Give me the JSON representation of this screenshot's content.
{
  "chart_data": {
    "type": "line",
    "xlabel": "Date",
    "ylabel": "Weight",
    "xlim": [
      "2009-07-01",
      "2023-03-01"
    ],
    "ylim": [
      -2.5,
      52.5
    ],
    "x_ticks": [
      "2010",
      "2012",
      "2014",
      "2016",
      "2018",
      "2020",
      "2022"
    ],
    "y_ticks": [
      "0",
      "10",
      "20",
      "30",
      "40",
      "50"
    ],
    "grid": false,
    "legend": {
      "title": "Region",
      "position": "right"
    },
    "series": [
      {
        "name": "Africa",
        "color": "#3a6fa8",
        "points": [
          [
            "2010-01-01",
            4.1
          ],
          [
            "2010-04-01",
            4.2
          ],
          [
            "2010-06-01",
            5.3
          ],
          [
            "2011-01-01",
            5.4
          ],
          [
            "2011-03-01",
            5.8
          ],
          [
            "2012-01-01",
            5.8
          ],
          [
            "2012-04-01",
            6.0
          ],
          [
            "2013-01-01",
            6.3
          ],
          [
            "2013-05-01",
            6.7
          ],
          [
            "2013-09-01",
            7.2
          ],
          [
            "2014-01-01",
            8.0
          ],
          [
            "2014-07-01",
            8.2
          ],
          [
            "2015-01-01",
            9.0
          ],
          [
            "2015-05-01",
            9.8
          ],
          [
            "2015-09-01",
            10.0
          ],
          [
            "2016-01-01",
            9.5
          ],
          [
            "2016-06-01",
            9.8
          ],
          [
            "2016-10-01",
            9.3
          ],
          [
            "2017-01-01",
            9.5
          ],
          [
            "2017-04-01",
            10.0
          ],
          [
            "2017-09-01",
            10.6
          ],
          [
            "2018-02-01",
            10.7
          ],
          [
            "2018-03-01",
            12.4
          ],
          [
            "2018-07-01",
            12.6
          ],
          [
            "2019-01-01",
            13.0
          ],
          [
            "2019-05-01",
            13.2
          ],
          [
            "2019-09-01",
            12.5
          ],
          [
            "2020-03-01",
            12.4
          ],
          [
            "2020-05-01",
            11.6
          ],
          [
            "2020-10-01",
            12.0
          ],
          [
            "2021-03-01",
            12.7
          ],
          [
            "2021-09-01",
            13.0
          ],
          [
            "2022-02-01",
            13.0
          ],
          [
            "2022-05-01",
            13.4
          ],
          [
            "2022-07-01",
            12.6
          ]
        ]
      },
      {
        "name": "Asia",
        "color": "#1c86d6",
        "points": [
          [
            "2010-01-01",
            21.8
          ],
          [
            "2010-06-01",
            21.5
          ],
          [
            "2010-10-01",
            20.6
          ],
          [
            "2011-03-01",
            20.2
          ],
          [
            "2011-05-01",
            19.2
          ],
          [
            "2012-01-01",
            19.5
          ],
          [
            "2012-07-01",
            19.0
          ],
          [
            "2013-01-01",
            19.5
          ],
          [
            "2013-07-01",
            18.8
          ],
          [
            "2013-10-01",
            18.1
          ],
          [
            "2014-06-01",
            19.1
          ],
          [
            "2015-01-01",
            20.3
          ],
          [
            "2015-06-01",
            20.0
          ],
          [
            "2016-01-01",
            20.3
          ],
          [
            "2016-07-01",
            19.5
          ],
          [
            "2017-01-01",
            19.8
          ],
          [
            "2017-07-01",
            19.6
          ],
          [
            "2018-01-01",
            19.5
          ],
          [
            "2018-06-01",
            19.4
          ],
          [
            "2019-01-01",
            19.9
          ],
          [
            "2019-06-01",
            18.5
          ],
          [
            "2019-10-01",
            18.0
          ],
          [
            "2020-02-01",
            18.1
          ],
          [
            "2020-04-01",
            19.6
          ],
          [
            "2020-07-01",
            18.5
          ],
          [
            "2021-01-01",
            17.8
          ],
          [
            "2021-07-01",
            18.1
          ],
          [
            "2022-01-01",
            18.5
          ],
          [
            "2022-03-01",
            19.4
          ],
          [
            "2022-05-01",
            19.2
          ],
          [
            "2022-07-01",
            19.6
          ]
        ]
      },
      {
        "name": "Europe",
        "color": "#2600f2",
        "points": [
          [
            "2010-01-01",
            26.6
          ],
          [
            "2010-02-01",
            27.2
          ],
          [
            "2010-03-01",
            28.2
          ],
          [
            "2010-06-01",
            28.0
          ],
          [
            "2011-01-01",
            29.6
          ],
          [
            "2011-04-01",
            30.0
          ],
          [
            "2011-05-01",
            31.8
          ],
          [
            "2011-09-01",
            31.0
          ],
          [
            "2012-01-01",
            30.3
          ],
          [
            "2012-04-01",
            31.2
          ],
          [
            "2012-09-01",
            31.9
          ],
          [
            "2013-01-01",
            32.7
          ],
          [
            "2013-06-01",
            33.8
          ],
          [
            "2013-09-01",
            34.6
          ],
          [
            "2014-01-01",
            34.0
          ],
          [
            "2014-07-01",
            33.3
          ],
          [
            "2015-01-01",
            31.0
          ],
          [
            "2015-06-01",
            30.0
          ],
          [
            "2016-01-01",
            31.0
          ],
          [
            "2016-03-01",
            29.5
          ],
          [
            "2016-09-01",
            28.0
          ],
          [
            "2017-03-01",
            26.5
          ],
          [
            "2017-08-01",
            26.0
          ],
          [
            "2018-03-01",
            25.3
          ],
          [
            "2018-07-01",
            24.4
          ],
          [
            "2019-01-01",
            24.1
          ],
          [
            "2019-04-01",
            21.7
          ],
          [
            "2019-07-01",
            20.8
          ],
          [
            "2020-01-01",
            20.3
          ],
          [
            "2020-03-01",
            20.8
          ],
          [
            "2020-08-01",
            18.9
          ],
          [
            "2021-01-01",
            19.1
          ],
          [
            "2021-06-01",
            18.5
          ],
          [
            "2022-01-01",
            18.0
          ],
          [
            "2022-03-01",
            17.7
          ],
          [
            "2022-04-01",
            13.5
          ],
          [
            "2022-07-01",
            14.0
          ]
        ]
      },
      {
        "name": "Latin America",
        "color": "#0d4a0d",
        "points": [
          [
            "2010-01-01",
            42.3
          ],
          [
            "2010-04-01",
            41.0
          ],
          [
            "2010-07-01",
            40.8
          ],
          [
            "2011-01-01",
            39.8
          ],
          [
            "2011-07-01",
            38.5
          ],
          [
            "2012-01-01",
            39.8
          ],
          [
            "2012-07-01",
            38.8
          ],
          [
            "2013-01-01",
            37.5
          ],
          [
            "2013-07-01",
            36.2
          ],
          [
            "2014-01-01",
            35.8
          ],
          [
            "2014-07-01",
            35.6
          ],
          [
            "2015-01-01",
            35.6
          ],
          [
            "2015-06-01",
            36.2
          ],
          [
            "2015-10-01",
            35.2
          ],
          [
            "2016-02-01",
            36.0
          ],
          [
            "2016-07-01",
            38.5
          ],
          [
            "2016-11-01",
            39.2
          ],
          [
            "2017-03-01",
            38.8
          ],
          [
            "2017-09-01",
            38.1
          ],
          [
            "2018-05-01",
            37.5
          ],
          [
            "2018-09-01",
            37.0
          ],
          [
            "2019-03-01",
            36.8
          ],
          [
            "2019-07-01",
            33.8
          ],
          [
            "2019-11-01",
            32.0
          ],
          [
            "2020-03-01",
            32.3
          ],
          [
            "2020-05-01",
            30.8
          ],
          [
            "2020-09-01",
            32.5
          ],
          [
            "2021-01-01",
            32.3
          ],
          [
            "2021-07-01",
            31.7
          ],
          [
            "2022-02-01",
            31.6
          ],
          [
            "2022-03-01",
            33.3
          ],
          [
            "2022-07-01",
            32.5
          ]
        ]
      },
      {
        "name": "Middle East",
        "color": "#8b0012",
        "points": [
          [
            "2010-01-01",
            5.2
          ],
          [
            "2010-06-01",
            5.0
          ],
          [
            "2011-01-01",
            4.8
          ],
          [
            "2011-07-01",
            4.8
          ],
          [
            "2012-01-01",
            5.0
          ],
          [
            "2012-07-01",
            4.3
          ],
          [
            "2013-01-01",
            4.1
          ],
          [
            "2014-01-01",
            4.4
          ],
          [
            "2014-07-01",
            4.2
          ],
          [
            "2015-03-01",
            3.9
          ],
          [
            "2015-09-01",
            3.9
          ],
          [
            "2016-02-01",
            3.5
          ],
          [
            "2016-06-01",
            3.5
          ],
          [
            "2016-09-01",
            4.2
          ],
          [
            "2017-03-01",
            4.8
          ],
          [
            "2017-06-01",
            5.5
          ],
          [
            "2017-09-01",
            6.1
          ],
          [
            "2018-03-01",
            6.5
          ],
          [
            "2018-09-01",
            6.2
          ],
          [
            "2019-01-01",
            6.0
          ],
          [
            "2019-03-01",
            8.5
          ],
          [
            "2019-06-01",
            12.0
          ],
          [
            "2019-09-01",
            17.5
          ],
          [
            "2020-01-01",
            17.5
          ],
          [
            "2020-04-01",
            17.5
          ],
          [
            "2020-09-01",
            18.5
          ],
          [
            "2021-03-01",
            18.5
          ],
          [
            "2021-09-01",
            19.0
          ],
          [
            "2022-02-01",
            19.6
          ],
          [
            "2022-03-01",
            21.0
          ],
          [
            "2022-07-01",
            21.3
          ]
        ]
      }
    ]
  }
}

━━━━━━━━━━━━━━━━

Reply with nothing but the number of lines that contain the word "color".

Solution to this exercise:
5